YOUR OBJECTIVE - Restate the records below word for word.

* BEGIN GIVEN ENTRIES *

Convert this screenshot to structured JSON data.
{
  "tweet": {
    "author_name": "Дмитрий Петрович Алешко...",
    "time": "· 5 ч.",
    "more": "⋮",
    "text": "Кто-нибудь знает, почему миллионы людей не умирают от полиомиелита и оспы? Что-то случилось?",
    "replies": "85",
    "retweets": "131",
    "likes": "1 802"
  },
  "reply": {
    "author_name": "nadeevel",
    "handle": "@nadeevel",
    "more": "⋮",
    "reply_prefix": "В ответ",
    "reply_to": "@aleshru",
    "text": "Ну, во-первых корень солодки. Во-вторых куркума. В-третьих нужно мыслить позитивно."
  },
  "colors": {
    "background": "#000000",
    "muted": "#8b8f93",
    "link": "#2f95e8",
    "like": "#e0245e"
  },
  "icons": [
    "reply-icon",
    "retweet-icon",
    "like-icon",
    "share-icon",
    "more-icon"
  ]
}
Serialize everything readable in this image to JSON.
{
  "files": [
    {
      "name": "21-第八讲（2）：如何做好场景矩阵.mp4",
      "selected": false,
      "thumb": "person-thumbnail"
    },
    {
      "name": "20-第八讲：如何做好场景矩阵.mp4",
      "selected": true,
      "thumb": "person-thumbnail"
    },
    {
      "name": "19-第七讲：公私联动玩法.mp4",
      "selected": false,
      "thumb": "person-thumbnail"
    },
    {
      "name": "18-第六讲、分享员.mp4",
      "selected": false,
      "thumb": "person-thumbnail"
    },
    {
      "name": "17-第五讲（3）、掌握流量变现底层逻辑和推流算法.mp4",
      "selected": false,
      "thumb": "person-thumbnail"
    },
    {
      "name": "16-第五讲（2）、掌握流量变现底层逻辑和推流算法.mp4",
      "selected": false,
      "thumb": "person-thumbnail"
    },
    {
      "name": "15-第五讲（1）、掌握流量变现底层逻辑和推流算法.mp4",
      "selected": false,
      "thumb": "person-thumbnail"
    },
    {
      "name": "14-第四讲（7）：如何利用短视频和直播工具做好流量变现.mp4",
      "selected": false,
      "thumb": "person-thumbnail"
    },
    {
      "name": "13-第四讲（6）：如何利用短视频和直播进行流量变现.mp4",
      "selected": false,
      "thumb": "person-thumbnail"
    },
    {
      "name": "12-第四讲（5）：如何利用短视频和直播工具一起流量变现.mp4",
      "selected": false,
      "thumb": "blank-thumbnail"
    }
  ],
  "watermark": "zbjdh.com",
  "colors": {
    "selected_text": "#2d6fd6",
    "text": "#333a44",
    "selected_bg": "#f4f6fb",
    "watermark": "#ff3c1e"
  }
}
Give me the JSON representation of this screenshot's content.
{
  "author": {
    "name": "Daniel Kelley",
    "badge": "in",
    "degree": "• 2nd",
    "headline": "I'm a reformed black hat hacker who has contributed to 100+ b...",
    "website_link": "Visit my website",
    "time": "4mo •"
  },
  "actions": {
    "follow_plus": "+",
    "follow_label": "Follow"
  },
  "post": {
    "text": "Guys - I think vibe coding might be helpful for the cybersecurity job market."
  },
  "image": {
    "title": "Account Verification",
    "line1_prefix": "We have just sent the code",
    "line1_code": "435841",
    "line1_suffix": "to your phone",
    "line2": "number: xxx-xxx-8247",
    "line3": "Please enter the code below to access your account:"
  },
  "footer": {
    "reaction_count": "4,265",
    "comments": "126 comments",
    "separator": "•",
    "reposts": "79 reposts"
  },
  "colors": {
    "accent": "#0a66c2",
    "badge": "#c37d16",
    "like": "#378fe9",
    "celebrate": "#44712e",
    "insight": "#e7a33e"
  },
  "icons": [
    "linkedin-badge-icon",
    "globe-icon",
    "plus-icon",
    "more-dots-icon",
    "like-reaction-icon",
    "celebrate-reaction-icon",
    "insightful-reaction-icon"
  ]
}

* END GIVEN ENTRIES *

WRITTEN ANSWER -
Convert this screenshot to structured JSON data.
{
  "tweet": {
    "author_name": "Дмитрий Петрович Алешко...",
    "time": "· 5 ч.",
    "more": "⋮",
    "text": "Кто-нибудь знает, почему миллионы людей не умирают от полиомиелита и оспы? Что-то случилось?",
    "replies": "85",
    "retweets": "131",
    "likes": "1 802"
  },
  "reply": {
    "author_name": "nadeevel",
    "handle": "@nadeevel",
    "more": "⋮",
    "reply_prefix": "В ответ",
    "reply_to": "@aleshru",
    "text": "Ну, во-первых корень солодки. Во-вторых куркума. В-третьих нужно мыслить позитивно."
  },
  "colors": {
    "background": "#000000",
    "muted": "#8b8f93",
    "link": "#2f95e8",
    "like": "#e0245e"
  },
  "icons": [
    "reply-icon",
    "retweet-icon",
    "like-icon",
    "share-icon",
    "more-icon"
  ]
}
Serialize everything readable in this image to JSON.
{
  "files": [
    {
      "name": "21-第八讲（2）：如何做好场景矩阵.mp4",
      "selected": false,
      "thumb": "person-thumbnail"
    },
    {
      "name": "20-第八讲：如何做好场景矩阵.mp4",
      "selected": true,
      "thumb": "person-thumbnail"
    },
    {
      "name": "19-第七讲：公私联动玩法.mp4",
      "selected": false,
      "thumb": "person-thumbnail"
    },
    {
      "name": "18-第六讲、分享员.mp4",
      "selected": false,
      "thumb": "person-thumbnail"
    },
    {
      "name": "17-第五讲（3）、掌握流量变现底层逻辑和推流算法.mp4",
      "selected": false,
      "thumb": "person-thumbnail"
    },
    {
      "name": "16-第五讲（2）、掌握流量变现底层逻辑和推流算法.mp4",
      "selected": false,
      "thumb": "person-thumbnail"
    },
    {
      "name": "15-第五讲（1）、掌握流量变现底层逻辑和推流算法.mp4",
      "selected": false,
      "thumb": "person-thumbnail"
    },
    {
      "name": "14-第四讲（7）：如何利用短视频和直播工具做好流量变现.mp4",
      "selected": false,
      "thumb": "person-thumbnail"
    },
    {
      "name": "13-第四讲（6）：如何利用短视频和直播进行流量变现.mp4",
      "selected": false,
      "thumb": "person-thumbnail"
    },
    {
      "name": "12-第四讲（5）：如何利用短视频和直播工具一起流量变现.mp4",
      "selected": false,
      "thumb": "blank-thumbnail"
    }
  ],
  "watermark": "zbjdh.com",
  "colors": {
    "selected_text": "#2d6fd6",
    "text": "#333a44",
    "selected_bg": "#f4f6fb",
    "watermark": "#ff3c1e"
  }
}
Give me the JSON representation of this screenshot's content.
{
  "author": {
    "name": "Daniel Kelley",
    "badge": "in",
    "degree": "• 2nd",
    "headline": "I'm a reformed black hat hacker who has contributed to 100+ b...",
    "website_link": "Visit my website",
    "time": "4mo •"
  },
  "actions": {
    "follow_plus": "+",
    "follow_label": "Follow"
  },
  "post": {
    "text": "Guys - I think vibe coding might be helpful for the cybersecurity job market."
  },
  "image": {
    "title": "Account Verification",
    "line1_prefix": "We have just sent the code",
    "line1_code": "435841",
    "line1_suffix": "to your phone",
    "line2": "number: xxx-xxx-8247",
    "line3": "Please enter the code below to access your account:"
  },
  "footer": {
    "reaction_count": "4,265",
    "comments": "126 comments",
    "separator": "•",
    "reposts": "79 reposts"
  },
  "colors": {
    "accent": "#0a66c2",
    "badge": "#c37d16",
    "like": "#378fe9",
    "celebrate": "#44712e",
    "insight": "#e7a33e"
  },
  "icons": [
    "linkedin-badge-icon",
    "globe-icon",
    "plus-icon",
    "more-dots-icon",
    "like-reaction-icon",
    "celebrate-reaction-icon",
    "insightful-reaction-icon"
  ]
}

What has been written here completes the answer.